Dataset items:
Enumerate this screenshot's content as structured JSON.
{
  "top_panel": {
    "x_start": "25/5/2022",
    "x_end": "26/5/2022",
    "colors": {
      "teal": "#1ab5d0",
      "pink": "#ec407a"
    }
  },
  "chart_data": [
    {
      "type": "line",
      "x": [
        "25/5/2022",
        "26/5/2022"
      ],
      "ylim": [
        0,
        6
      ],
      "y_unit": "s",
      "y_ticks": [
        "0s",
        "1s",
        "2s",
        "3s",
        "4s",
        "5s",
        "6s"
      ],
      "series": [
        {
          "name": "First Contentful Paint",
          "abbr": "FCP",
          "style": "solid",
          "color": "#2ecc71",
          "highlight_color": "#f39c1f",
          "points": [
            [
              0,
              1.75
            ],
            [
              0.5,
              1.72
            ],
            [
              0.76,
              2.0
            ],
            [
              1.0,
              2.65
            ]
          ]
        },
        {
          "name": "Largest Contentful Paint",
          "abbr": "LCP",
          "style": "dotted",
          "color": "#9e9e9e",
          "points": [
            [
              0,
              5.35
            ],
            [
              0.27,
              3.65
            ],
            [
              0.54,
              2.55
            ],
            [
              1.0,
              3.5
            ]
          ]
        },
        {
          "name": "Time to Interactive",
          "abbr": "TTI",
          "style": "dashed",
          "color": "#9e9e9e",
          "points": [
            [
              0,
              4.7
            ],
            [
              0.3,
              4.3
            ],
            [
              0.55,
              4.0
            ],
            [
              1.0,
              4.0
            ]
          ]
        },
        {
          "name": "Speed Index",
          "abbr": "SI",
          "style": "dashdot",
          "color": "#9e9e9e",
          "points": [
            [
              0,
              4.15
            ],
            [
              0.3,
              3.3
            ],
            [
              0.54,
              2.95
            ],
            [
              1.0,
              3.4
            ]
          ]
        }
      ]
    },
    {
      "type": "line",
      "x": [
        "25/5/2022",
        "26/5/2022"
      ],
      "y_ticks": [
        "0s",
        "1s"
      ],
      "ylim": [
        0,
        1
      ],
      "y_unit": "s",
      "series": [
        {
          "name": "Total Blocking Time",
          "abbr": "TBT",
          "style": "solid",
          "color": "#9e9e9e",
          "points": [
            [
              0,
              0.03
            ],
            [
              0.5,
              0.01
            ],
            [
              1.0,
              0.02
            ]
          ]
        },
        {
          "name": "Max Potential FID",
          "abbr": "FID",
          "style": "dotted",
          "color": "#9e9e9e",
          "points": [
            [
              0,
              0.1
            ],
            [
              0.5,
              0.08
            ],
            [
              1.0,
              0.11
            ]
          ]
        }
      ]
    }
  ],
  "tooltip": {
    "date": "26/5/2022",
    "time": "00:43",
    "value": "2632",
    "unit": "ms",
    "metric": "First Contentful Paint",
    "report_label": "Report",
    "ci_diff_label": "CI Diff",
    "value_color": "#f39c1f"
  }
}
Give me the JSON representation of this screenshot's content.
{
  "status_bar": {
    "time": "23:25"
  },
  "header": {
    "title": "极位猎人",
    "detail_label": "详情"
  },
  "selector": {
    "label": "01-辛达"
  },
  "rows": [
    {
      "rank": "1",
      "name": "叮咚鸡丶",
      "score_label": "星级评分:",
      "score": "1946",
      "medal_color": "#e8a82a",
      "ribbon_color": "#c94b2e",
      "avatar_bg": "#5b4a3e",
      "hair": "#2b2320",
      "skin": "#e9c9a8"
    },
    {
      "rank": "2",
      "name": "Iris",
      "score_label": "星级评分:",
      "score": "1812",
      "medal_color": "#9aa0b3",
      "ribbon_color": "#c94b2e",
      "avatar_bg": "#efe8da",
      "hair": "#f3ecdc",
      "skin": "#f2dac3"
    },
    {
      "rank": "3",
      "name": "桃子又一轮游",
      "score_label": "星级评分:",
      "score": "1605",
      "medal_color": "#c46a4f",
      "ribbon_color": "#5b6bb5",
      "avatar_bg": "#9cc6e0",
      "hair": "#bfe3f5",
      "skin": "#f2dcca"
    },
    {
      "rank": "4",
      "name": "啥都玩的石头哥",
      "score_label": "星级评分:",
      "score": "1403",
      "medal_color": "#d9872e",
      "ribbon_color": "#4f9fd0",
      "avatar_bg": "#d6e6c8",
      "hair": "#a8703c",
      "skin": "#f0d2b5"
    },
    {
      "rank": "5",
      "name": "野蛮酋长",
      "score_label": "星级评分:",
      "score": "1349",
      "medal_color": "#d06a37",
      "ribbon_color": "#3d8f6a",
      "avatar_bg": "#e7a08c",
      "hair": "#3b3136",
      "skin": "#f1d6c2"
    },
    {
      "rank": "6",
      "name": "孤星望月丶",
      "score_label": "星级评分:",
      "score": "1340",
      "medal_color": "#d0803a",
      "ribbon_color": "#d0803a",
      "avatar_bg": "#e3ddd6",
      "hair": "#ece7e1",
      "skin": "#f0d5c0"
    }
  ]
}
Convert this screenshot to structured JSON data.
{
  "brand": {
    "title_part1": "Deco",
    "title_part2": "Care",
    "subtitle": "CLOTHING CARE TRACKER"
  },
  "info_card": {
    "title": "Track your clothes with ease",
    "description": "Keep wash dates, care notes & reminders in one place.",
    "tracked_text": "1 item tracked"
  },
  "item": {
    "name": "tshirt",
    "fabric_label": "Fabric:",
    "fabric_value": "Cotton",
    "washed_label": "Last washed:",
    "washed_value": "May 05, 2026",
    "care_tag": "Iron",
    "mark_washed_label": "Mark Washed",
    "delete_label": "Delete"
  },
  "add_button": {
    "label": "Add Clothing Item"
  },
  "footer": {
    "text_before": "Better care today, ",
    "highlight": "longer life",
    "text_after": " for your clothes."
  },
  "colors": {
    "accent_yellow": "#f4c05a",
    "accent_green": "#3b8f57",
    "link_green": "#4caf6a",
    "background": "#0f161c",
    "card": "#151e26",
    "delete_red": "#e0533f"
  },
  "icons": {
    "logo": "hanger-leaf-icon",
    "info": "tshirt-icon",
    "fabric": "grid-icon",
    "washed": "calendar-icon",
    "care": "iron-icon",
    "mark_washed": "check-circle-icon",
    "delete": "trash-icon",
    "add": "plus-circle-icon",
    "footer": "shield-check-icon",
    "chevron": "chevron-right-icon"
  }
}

**Requirement**
Return every line above in which the string "your" occurs.

**The answer**
    "title": "Track your clothes with ease",
    "text_after": " for your clothes."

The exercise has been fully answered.